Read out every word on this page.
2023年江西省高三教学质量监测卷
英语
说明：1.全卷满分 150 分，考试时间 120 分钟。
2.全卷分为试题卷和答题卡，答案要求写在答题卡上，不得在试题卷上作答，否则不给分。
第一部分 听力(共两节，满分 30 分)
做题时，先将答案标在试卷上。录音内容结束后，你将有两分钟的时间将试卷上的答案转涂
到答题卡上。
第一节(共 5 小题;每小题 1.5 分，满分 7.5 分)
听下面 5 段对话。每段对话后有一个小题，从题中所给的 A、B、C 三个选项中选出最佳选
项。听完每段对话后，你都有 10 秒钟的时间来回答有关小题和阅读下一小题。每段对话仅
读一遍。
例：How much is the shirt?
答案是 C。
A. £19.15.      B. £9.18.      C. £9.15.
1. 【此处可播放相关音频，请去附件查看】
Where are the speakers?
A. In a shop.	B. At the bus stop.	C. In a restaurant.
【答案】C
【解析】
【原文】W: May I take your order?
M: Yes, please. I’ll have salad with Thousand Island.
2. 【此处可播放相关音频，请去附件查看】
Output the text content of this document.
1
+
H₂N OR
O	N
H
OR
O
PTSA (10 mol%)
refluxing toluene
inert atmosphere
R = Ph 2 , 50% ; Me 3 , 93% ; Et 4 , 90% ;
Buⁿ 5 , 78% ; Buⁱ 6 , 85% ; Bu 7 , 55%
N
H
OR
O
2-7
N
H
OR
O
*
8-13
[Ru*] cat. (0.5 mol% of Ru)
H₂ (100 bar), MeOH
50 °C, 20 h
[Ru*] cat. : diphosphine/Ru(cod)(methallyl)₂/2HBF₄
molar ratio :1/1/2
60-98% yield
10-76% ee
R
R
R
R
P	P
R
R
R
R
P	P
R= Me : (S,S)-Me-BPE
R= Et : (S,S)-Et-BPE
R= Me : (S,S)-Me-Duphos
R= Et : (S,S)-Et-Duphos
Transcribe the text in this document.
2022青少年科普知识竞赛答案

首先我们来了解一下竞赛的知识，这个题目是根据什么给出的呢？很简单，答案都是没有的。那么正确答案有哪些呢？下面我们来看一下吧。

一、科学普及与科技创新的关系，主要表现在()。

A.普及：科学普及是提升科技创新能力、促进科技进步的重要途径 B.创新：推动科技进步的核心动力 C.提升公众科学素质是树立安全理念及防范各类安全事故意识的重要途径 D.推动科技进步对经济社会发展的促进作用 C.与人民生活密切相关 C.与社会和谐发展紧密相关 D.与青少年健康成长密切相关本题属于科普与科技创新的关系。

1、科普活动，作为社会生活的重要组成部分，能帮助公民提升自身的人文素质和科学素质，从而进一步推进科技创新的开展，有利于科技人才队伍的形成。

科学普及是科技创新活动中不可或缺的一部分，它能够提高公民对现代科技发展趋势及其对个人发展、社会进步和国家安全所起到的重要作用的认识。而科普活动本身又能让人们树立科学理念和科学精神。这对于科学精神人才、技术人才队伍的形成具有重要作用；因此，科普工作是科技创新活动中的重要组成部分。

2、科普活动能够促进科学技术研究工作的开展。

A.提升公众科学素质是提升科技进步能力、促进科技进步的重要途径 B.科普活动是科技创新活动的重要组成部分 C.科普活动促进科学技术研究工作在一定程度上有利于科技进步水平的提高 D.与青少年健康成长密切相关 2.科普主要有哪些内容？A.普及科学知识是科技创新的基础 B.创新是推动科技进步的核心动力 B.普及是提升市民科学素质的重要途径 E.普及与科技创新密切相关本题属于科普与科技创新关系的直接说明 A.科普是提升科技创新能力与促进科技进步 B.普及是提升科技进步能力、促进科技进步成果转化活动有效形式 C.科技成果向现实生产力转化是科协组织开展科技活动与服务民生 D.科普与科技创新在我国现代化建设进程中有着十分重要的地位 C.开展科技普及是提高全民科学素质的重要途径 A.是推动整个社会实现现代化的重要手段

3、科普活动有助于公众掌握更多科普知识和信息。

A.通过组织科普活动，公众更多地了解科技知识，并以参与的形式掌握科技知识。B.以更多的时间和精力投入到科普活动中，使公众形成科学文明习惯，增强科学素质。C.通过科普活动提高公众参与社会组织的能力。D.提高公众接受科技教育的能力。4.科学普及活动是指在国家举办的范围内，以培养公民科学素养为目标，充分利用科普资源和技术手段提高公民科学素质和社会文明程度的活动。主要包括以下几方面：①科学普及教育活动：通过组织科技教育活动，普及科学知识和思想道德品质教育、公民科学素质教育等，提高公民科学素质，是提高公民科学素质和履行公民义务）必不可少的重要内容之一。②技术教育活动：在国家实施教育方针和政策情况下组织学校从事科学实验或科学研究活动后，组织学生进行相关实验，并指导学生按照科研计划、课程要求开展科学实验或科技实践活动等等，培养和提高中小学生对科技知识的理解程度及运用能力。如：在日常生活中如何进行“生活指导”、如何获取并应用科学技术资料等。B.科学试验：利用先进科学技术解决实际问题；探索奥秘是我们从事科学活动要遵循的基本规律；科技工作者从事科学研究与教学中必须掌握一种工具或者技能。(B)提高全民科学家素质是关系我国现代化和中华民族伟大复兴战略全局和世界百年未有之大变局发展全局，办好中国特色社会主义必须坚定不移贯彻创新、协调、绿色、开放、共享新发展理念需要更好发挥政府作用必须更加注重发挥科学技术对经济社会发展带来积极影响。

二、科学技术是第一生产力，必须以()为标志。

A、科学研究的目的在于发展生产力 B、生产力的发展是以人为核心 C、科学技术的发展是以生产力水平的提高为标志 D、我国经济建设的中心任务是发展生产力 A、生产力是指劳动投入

■ ■ ■

Copy out every line from the data above that has "此处可播放相关音频" in it.

1. 【此处可播放相关音频，请去附件查看】
2. 【此处可播放相关音频，请去附件查看】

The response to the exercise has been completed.